## Directions for this task
Transcribe, word for word, the line containing "Read this page and output its text content." and each line following it through the end of the listing below. Omit all other lines.

## Material provided
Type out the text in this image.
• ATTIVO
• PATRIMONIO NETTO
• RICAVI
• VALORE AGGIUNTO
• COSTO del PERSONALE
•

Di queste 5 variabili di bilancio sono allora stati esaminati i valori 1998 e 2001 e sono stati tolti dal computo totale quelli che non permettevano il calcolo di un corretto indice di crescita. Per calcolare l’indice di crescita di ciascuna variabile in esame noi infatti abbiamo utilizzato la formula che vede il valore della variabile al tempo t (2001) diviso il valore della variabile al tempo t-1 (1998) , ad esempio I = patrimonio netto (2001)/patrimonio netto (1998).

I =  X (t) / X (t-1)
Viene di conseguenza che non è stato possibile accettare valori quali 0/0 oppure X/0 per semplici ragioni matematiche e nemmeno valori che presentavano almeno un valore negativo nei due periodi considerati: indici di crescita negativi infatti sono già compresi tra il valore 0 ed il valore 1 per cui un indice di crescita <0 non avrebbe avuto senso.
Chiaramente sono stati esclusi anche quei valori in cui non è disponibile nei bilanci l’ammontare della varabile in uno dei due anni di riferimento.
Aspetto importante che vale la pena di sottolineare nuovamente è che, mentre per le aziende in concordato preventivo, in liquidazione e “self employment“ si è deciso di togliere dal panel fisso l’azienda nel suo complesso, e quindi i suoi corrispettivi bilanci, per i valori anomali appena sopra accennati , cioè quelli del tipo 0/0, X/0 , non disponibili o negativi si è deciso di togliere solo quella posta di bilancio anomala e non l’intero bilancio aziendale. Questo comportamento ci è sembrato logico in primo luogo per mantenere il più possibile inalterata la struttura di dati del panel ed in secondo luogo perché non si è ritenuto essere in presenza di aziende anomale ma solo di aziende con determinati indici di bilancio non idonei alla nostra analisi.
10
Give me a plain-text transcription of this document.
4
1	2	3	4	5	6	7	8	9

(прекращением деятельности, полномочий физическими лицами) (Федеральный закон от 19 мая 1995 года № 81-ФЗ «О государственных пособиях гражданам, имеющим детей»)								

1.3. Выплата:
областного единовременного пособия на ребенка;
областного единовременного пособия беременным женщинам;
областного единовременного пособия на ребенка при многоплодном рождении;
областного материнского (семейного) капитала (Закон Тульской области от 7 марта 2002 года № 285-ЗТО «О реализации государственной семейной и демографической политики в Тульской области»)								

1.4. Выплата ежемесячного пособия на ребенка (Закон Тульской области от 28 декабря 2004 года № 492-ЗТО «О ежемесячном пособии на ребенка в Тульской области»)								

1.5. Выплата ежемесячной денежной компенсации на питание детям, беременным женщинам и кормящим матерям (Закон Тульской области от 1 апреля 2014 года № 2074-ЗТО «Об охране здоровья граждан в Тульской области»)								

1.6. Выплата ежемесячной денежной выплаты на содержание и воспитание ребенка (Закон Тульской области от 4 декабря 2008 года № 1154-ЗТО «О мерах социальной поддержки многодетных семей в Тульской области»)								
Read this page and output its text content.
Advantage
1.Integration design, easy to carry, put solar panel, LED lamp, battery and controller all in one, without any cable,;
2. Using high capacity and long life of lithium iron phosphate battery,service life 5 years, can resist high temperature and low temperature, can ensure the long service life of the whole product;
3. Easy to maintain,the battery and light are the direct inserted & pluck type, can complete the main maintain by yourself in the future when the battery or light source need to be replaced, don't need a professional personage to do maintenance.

## Correct response
Read this page and output its text content.
Advantage
1.Integration design, easy to carry, put solar panel, LED lamp, battery and controller all in one, without any cable,;
2. Using high capacity and long life of lithium iron phosphate battery,service life 5 years, can resist high temperature and low temperature, can ensure the long service life of the whole product;
3. Easy to maintain,the battery and light are the direct inserted & pluck type, can complete the main maintain by yourself in the future when the battery or light source need to be replaced, don't need a professional personage to do maintenance.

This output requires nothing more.